#### [Task data]
________________________________________

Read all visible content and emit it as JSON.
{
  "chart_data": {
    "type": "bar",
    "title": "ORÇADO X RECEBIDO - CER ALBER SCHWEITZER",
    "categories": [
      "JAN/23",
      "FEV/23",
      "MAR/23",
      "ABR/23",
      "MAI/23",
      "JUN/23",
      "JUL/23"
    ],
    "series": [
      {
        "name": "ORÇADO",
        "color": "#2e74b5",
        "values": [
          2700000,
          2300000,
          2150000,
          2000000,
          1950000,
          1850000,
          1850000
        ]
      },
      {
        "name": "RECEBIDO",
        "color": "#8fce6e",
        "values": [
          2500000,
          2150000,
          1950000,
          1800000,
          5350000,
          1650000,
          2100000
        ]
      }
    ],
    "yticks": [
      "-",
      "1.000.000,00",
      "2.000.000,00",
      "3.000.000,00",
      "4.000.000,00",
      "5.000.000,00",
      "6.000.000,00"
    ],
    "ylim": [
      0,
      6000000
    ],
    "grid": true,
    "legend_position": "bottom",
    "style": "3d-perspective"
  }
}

________________________________________

Retype all of the material, keeping each line exact.

#### [The reply]
Read all visible content and emit it as JSON.
{
  "chart_data": {
    "type": "bar",
    "title": "ORÇADO X RECEBIDO - CER ALBER SCHWEITZER",
    "categories": [
      "JAN/23",
      "FEV/23",
      "MAR/23",
      "ABR/23",
      "MAI/23",
      "JUN/23",
      "JUL/23"
    ],
    "series": [
      {
        "name": "ORÇADO",
        "color": "#2e74b5",
        "values": [
          2700000,
          2300000,
          2150000,
          2000000,
          1950000,
          1850000,
          1850000
        ]
      },
      {
        "name": "RECEBIDO",
        "color": "#8fce6e",
        "values": [
          2500000,
          2150000,
          1950000,
          1800000,
          5350000,
          1650000,
          2100000
        ]
      }
    ],
    "yticks": [
      "-",
      "1.000.000,00",
      "2.000.000,00",
      "3.000.000,00",
      "4.000.000,00",
      "5.000.000,00",
      "6.000.000,00"
    ],
    "ylim": [
      0,
      6000000
    ],
    "grid": true,
    "legend_position": "bottom",
    "style": "3d-perspective"
  }
}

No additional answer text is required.